• Dataset:
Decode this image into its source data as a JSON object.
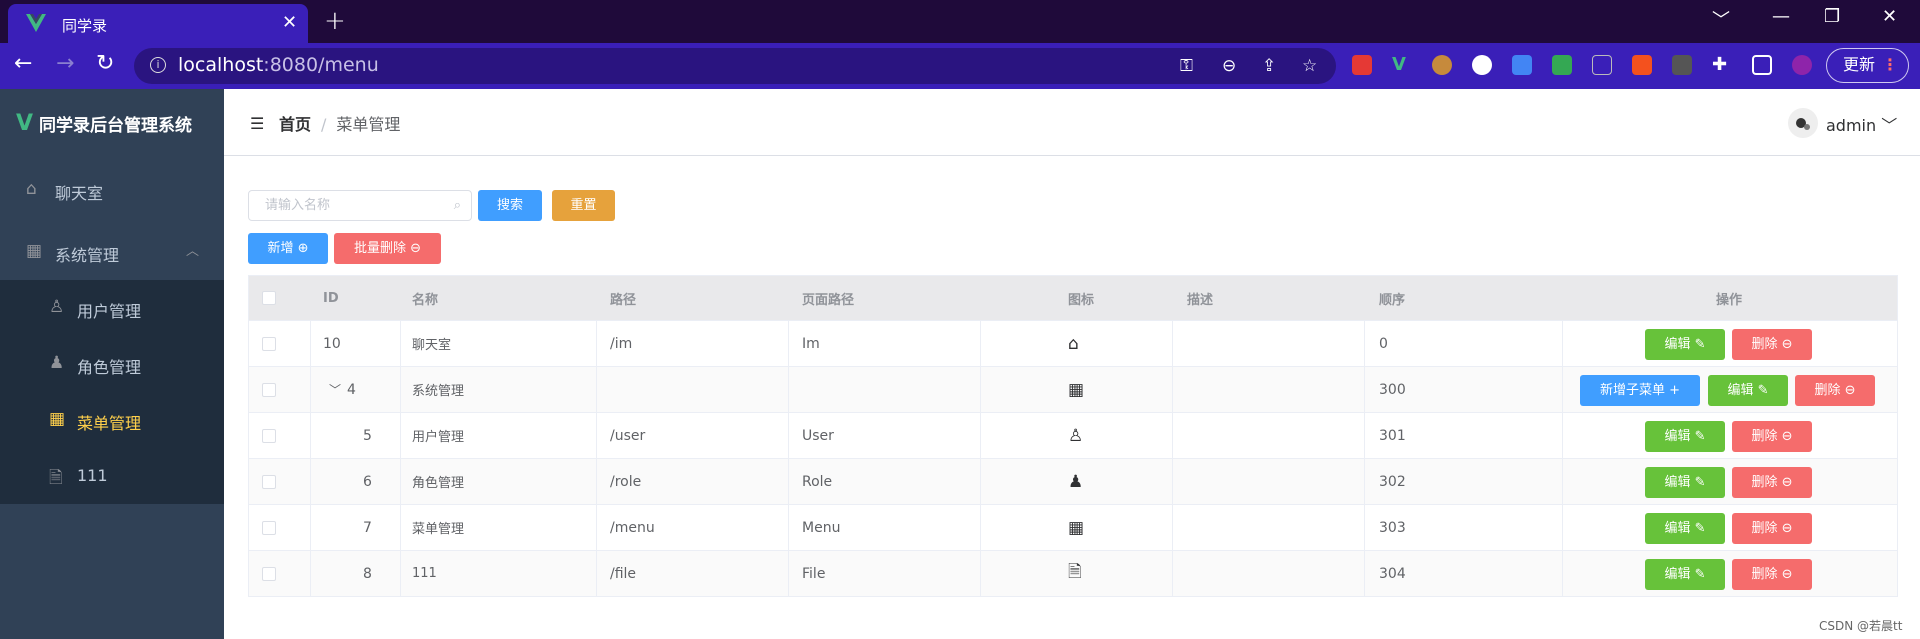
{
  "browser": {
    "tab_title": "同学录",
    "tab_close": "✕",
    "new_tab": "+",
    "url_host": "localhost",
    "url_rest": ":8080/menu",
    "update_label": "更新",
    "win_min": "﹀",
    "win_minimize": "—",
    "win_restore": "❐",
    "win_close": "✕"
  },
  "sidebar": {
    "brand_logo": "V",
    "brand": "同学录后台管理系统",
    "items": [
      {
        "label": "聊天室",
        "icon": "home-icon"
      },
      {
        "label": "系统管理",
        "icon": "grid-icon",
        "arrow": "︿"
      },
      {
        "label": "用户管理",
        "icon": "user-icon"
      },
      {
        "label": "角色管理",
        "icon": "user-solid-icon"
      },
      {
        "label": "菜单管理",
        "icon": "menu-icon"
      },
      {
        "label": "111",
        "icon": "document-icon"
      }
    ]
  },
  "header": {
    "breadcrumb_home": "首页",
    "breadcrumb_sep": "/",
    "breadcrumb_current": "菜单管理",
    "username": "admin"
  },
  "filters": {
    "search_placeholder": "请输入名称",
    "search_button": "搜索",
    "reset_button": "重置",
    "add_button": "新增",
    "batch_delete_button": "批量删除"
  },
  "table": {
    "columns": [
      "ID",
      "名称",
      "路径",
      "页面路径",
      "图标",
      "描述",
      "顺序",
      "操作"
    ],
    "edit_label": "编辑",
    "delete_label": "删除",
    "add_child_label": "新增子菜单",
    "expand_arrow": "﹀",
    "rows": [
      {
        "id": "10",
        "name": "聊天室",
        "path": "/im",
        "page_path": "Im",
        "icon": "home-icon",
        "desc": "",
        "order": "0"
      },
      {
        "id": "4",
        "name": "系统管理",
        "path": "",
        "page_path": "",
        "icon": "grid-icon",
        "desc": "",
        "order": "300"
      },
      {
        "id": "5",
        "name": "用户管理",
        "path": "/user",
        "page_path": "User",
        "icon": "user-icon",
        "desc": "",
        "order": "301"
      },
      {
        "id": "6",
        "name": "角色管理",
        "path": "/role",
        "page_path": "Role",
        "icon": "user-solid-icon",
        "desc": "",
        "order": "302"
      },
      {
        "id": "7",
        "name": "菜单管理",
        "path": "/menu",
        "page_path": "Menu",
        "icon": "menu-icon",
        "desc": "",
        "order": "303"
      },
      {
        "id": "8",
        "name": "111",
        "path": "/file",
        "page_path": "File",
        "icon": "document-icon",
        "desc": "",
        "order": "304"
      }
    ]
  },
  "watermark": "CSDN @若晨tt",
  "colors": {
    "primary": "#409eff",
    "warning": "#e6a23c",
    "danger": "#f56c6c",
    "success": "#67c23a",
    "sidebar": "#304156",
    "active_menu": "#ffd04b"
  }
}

• What this task involves:
Where a line holds "菜单管理", copy it out.

• Exercise answer:
        "label": "菜单管理",
    "breadcrumb_current": "菜单管理",
        "name": "菜单管理",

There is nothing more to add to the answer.